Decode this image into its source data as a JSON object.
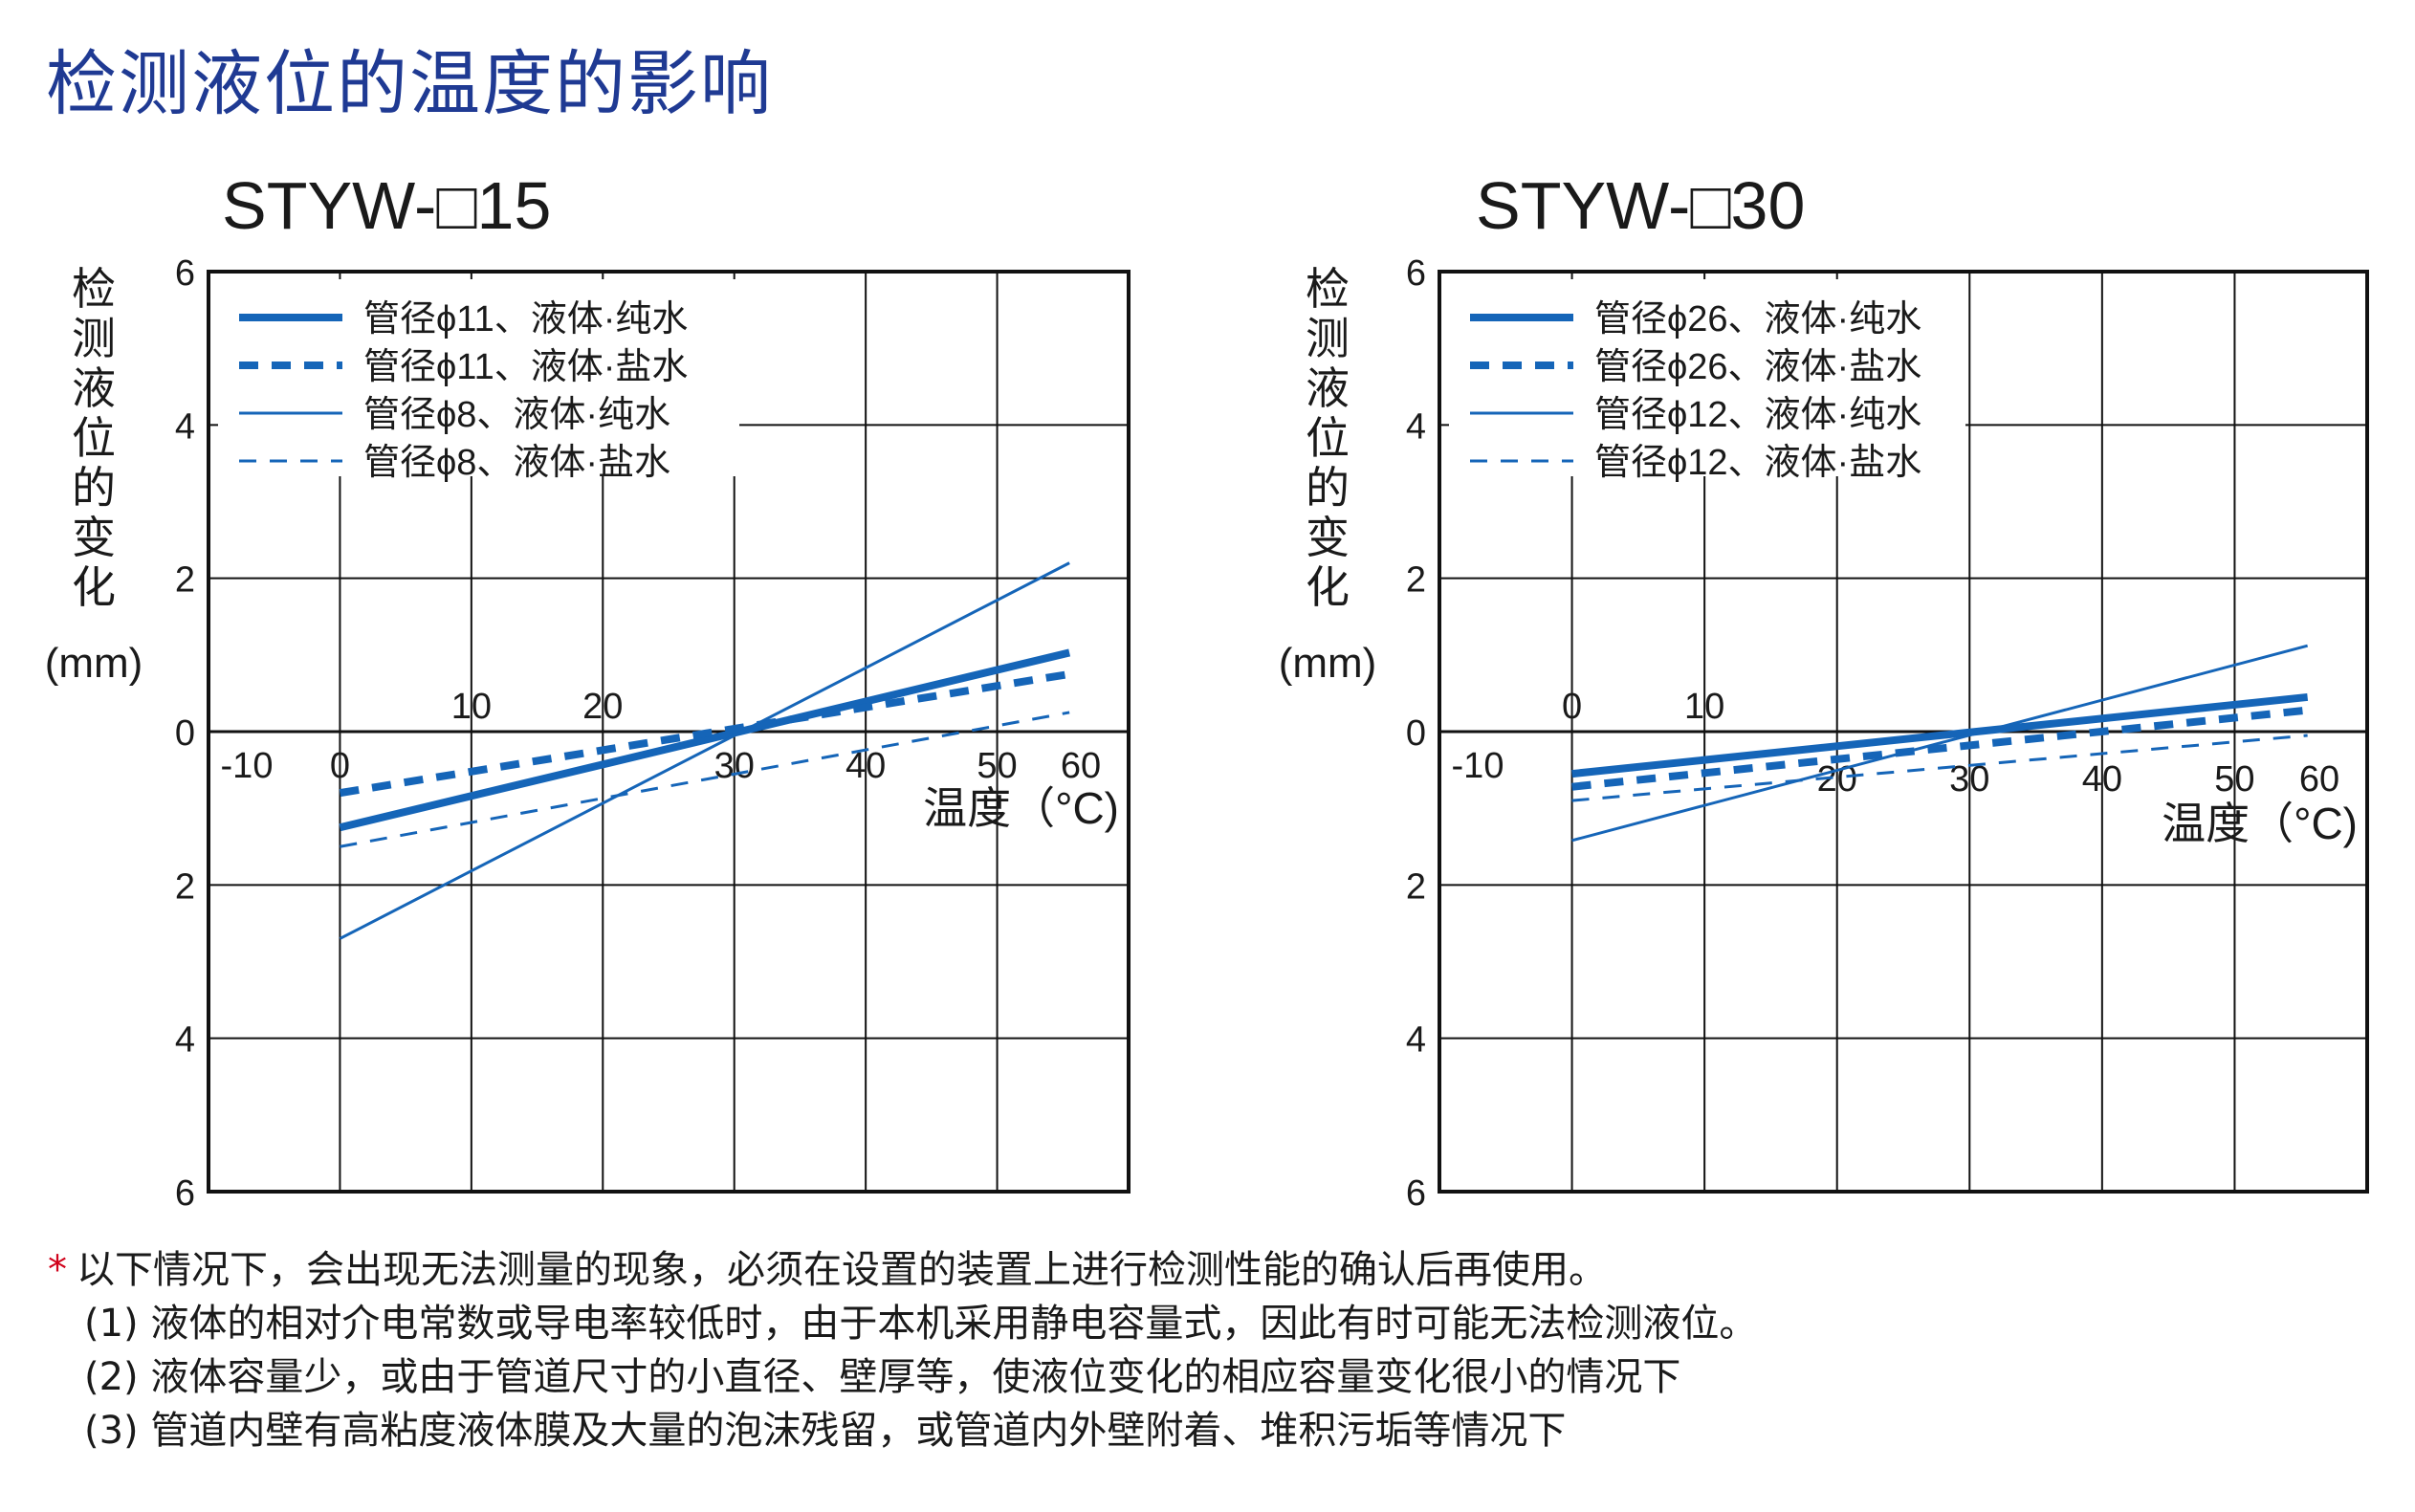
{
  "page_title": "检测液位的温度的影响",
  "chart_data": [
    {
      "type": "line",
      "title": "STYW-□15",
      "ylabel_chars": [
        "检",
        "测",
        "液",
        "位",
        "的",
        "变",
        "化"
      ],
      "yunit": "(mm)",
      "xlabel": "温度（°C)",
      "xlim": [
        -10,
        60
      ],
      "ylim": [
        -6,
        6
      ],
      "y_ticks": [
        "6",
        "4",
        "2",
        "0",
        "2",
        "4",
        "6"
      ],
      "x_ticks_above": [
        "10",
        "20"
      ],
      "x_ticks_below": [
        "-10",
        "0",
        "30",
        "40",
        "50",
        "60"
      ],
      "legend": [
        "管径ϕ11、液体·纯水",
        "管径ϕ11、液体·盐水",
        "管径ϕ8、液体·纯水",
        "管径ϕ8、液体·盐水"
      ],
      "series": [
        {
          "name": "管径ϕ11、液体·纯水",
          "style": "thick-solid",
          "x": [
            0,
            55.5
          ],
          "y": [
            -1.25,
            1.03
          ]
        },
        {
          "name": "管径ϕ11、液体·盐水",
          "style": "thick-dashed",
          "x": [
            0,
            55.5
          ],
          "y": [
            -0.8,
            0.75
          ]
        },
        {
          "name": "管径ϕ8、液体·纯水",
          "style": "thin-solid",
          "x": [
            0,
            55.5
          ],
          "y": [
            -2.7,
            2.2
          ]
        },
        {
          "name": "管径ϕ8、液体·盐水",
          "style": "thin-dashed",
          "x": [
            0,
            55.5
          ],
          "y": [
            -1.5,
            0.25
          ]
        }
      ],
      "grid": true,
      "legend_position": "top-left"
    },
    {
      "type": "line",
      "title": "STYW-□30",
      "ylabel_chars": [
        "检",
        "测",
        "液",
        "位",
        "的",
        "变",
        "化"
      ],
      "yunit": "(mm)",
      "xlabel": "温度（°C)",
      "xlim": [
        -10,
        60
      ],
      "ylim": [
        -6,
        6
      ],
      "y_ticks": [
        "6",
        "4",
        "2",
        "0",
        "2",
        "4",
        "6"
      ],
      "x_ticks_above": [
        "0",
        "10"
      ],
      "x_ticks_below": [
        "-10",
        "20",
        "30",
        "40",
        "50",
        "60"
      ],
      "legend": [
        "管径ϕ26、液体·纯水",
        "管径ϕ26、液体·盐水",
        "管径ϕ12、液体·纯水",
        "管径ϕ12、液体·盐水"
      ],
      "series": [
        {
          "name": "管径ϕ26、液体·纯水",
          "style": "thick-solid",
          "x": [
            0,
            55.5
          ],
          "y": [
            -0.55,
            0.45
          ]
        },
        {
          "name": "管径ϕ26、液体·盐水",
          "style": "thick-dashed",
          "x": [
            0,
            55.5
          ],
          "y": [
            -0.72,
            0.28
          ]
        },
        {
          "name": "管径ϕ12、液体·纯水",
          "style": "thin-solid",
          "x": [
            0,
            55.5
          ],
          "y": [
            -1.42,
            1.12
          ]
        },
        {
          "name": "管径ϕ12、液体·盐水",
          "style": "thin-dashed",
          "x": [
            0,
            55.5
          ],
          "y": [
            -0.9,
            -0.05
          ]
        }
      ],
      "grid": true,
      "legend_position": "top-left"
    }
  ],
  "notes": {
    "intro": "以下情况下，会出现无法测量的现象，必须在设置的装置上进行检测性能的确认后再使用。",
    "star": "*",
    "items": [
      "(1) 液体的相对介电常数或导电率较低时，由于本机采用静电容量式，因此有时可能无法检测液位。",
      "(2) 液体容量少，或由于管道尺寸的小直径、壁厚等，使液位变化的相应容量变化很小的情况下",
      "(3) 管道内壁有高粘度液体膜及大量的泡沫残留，或管道内外壁附着、堆积污垢等情况下"
    ]
  },
  "colors": {
    "title": "#1f3a93",
    "series": "#1565b8",
    "grid": "#111111",
    "star": "#d0021b"
  }
}
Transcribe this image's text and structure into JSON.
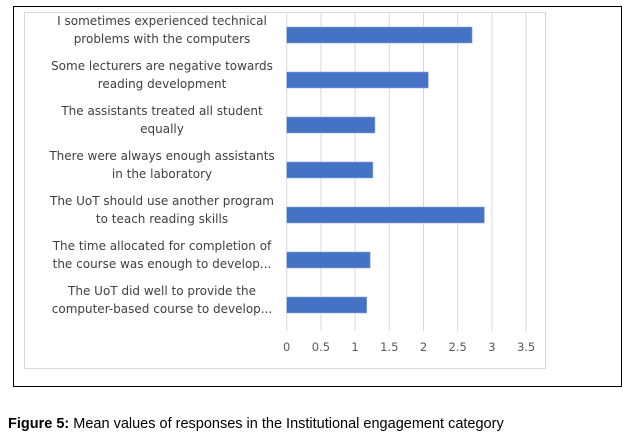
{
  "caption": {
    "label": "Figure 5:",
    "text": " Mean values of responses in the Institutional engagement category"
  },
  "chart_data": {
    "type": "bar",
    "orientation": "horizontal",
    "title": "",
    "xlabel": "",
    "ylabel": "",
    "categories": [
      [
        "I sometimes experienced technical",
        "problems with the computers"
      ],
      [
        "Some lecturers are negative towards",
        "reading development"
      ],
      [
        "The assistants treated all student",
        "equally"
      ],
      [
        "There were always enough assistants",
        "in the laboratory"
      ],
      [
        "The UoT should use another program",
        "to teach reading skills"
      ],
      [
        "The time allocated for completion of",
        "the course was enough to develop..."
      ],
      [
        "The UoT did well to provide the",
        "computer-based course to develop..."
      ]
    ],
    "values": [
      2.71,
      2.07,
      1.29,
      1.26,
      2.89,
      1.22,
      1.17
    ],
    "xlim": [
      0,
      3.5
    ],
    "xticks": [
      "0",
      "0.5",
      "1",
      "1.5",
      "2",
      "2.5",
      "3",
      "3.5"
    ],
    "grid": true,
    "legend": "none",
    "bar_color": "#4472c4",
    "grid_color": "#d9d9d9"
  }
}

###

WHAT THE TASK ASKS
Pick out each line above that includes "values" and show it.

SOLUTION BELOW
    "text": " Mean values of responses in the Institutional engagement category"
    "values": [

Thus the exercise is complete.